#### EXERCISE OBJECTIVE
Write the entries below out again in full. Match every character.

#### MATERIALS PROVIDED
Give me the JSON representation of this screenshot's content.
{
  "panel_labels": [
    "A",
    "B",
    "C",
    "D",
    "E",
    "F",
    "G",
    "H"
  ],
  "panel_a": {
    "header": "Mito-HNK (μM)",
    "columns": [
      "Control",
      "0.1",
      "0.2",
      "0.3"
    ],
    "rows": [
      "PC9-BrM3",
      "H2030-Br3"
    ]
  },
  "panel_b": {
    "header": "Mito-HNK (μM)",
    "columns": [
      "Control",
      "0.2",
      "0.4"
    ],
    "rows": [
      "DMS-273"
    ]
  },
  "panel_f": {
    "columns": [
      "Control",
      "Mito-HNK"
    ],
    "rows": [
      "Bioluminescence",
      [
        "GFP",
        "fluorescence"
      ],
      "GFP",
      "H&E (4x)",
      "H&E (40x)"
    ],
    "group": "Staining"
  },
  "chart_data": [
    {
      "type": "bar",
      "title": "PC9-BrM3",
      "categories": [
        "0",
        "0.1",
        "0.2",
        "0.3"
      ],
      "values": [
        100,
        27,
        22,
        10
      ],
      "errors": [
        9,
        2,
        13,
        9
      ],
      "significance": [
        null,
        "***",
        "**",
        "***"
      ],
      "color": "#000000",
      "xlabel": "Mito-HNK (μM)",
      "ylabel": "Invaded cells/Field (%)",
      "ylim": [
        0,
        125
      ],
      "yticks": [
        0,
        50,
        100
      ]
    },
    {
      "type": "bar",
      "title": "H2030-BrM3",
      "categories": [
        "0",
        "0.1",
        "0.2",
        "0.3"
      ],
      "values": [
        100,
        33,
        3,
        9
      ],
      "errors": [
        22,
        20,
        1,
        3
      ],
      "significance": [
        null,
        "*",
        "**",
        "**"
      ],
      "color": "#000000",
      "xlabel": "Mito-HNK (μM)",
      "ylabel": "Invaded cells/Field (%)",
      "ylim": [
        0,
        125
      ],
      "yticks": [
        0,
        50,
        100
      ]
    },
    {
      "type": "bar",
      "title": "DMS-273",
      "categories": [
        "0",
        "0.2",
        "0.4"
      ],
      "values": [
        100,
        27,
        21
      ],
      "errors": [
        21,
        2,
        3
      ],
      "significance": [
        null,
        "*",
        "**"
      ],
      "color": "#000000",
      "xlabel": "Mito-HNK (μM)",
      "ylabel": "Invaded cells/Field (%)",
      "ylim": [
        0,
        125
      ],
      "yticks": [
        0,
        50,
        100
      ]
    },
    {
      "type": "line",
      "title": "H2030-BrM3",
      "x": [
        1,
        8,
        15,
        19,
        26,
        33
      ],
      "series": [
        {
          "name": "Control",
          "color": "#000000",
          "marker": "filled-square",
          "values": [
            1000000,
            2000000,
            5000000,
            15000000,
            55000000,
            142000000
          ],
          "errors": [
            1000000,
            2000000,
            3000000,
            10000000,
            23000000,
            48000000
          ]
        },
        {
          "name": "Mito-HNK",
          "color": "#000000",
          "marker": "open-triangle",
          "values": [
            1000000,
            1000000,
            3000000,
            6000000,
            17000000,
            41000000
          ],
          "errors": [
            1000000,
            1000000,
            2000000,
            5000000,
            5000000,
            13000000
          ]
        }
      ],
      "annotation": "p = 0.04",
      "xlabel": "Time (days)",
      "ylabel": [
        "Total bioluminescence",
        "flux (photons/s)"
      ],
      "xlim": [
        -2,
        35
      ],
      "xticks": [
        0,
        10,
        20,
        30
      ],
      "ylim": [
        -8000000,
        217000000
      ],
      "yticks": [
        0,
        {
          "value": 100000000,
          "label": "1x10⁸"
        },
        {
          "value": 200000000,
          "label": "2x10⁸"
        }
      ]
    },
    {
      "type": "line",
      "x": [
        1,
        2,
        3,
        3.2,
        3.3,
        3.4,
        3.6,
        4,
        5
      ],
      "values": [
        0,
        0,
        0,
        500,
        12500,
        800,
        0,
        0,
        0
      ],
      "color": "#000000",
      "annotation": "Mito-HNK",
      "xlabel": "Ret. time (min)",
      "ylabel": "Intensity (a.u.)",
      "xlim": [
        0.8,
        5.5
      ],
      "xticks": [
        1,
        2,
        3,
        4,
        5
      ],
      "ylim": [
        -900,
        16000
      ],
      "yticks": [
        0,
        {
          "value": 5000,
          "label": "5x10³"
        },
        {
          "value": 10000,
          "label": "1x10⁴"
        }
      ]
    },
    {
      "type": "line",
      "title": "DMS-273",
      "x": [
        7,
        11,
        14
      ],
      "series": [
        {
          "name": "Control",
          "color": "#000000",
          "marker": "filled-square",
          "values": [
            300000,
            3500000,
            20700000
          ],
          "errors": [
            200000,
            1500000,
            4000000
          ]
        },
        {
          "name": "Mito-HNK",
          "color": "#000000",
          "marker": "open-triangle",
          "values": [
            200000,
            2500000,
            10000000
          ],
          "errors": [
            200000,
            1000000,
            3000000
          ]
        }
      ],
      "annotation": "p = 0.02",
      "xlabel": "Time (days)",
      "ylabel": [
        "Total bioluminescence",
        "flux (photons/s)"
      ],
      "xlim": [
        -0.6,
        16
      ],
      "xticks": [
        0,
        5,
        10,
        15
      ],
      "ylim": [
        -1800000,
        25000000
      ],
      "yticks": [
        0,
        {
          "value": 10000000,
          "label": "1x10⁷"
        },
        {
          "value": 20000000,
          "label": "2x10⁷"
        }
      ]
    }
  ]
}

#### ANSWER FOR THIS EXERCISE
Give me the JSON representation of this screenshot's content.
{
  "panel_labels": [
    "A",
    "B",
    "C",
    "D",
    "E",
    "F",
    "G",
    "H"
  ],
  "panel_a": {
    "header": "Mito-HNK (μM)",
    "columns": [
      "Control",
      "0.1",
      "0.2",
      "0.3"
    ],
    "rows": [
      "PC9-BrM3",
      "H2030-Br3"
    ]
  },
  "panel_b": {
    "header": "Mito-HNK (μM)",
    "columns": [
      "Control",
      "0.2",
      "0.4"
    ],
    "rows": [
      "DMS-273"
    ]
  },
  "panel_f": {
    "columns": [
      "Control",
      "Mito-HNK"
    ],
    "rows": [
      "Bioluminescence",
      [
        "GFP",
        "fluorescence"
      ],
      "GFP",
      "H&E (4x)",
      "H&E (40x)"
    ],
    "group": "Staining"
  },
  "chart_data": [
    {
      "type": "bar",
      "title": "PC9-BrM3",
      "categories": [
        "0",
        "0.1",
        "0.2",
        "0.3"
      ],
      "values": [
        100,
        27,
        22,
        10
      ],
      "errors": [
        9,
        2,
        13,
        9
      ],
      "significance": [
        null,
        "***",
        "**",
        "***"
      ],
      "color": "#000000",
      "xlabel": "Mito-HNK (μM)",
      "ylabel": "Invaded cells/Field (%)",
      "ylim": [
        0,
        125
      ],
      "yticks": [
        0,
        50,
        100
      ]
    },
    {
      "type": "bar",
      "title": "H2030-BrM3",
      "categories": [
        "0",
        "0.1",
        "0.2",
        "0.3"
      ],
      "values": [
        100,
        33,
        3,
        9
      ],
      "errors": [
        22,
        20,
        1,
        3
      ],
      "significance": [
        null,
        "*",
        "**",
        "**"
      ],
      "color": "#000000",
      "xlabel": "Mito-HNK (μM)",
      "ylabel": "Invaded cells/Field (%)",
      "ylim": [
        0,
        125
      ],
      "yticks": [
        0,
        50,
        100
      ]
    },
    {
      "type": "bar",
      "title": "DMS-273",
      "categories": [
        "0",
        "0.2",
        "0.4"
      ],
      "values": [
        100,
        27,
        21
      ],
      "errors": [
        21,
        2,
        3
      ],
      "significance": [
        null,
        "*",
        "**"
      ],
      "color": "#000000",
      "xlabel": "Mito-HNK (μM)",
      "ylabel": "Invaded cells/Field (%)",
      "ylim": [
        0,
        125
      ],
      "yticks": [
        0,
        50,
        100
      ]
    },
    {
      "type": "line",
      "title": "H2030-BrM3",
      "x": [
        1,
        8,
        15,
        19,
        26,
        33
      ],
      "series": [
        {
          "name": "Control",
          "color": "#000000",
          "marker": "filled-square",
          "values": [
            1000000,
            2000000,
            5000000,
            15000000,
            55000000,
            142000000
          ],
          "errors": [
            1000000,
            2000000,
            3000000,
            10000000,
            23000000,
            48000000
          ]
        },
        {
          "name": "Mito-HNK",
          "color": "#000000",
          "marker": "open-triangle",
          "values": [
            1000000,
            1000000,
            3000000,
            6000000,
            17000000,
            41000000
          ],
          "errors": [
            1000000,
            1000000,
            2000000,
            5000000,
            5000000,
            13000000
          ]
        }
      ],
      "annotation": "p = 0.04",
      "xlabel": "Time (days)",
      "ylabel": [
        "Total bioluminescence",
        "flux (photons/s)"
      ],
      "xlim": [
        -2,
        35
      ],
      "xticks": [
        0,
        10,
        20,
        30
      ],
      "ylim": [
        -8000000,
        217000000
      ],
      "yticks": [
        0,
        {
          "value": 100000000,
          "label": "1x10⁸"
        },
        {
          "value": 200000000,
          "label": "2x10⁸"
        }
      ]
    },
    {
      "type": "line",
      "x": [
        1,
        2,
        3,
        3.2,
        3.3,
        3.4,
        3.6,
        4,
        5
      ],
      "values": [
        0,
        0,
        0,
        500,
        12500,
        800,
        0,
        0,
        0
      ],
      "color": "#000000",
      "annotation": "Mito-HNK",
      "xlabel": "Ret. time (min)",
      "ylabel": "Intensity (a.u.)",
      "xlim": [
        0.8,
        5.5
      ],
      "xticks": [
        1,
        2,
        3,
        4,
        5
      ],
      "ylim": [
        -900,
        16000
      ],
      "yticks": [
        0,
        {
          "value": 5000,
          "label": "5x10³"
        },
        {
          "value": 10000,
          "label": "1x10⁴"
        }
      ]
    },
    {
      "type": "line",
      "title": "DMS-273",
      "x": [
        7,
        11,
        14
      ],
      "series": [
        {
          "name": "Control",
          "color": "#000000",
          "marker": "filled-square",
          "values": [
            300000,
            3500000,
            20700000
          ],
          "errors": [
            200000,
            1500000,
            4000000
          ]
        },
        {
          "name": "Mito-HNK",
          "color": "#000000",
          "marker": "open-triangle",
          "values": [
            200000,
            2500000,
            10000000
          ],
          "errors": [
            200000,
            1000000,
            3000000
          ]
        }
      ],
      "annotation": "p = 0.02",
      "xlabel": "Time (days)",
      "ylabel": [
        "Total bioluminescence",
        "flux (photons/s)"
      ],
      "xlim": [
        -0.6,
        16
      ],
      "xticks": [
        0,
        5,
        10,
        15
      ],
      "ylim": [
        -1800000,
        25000000
      ],
      "yticks": [
        0,
        {
          "value": 10000000,
          "label": "1x10⁷"
        },
        {
          "value": 20000000,
          "label": "2x10⁷"
        }
      ]
    }
  ]
}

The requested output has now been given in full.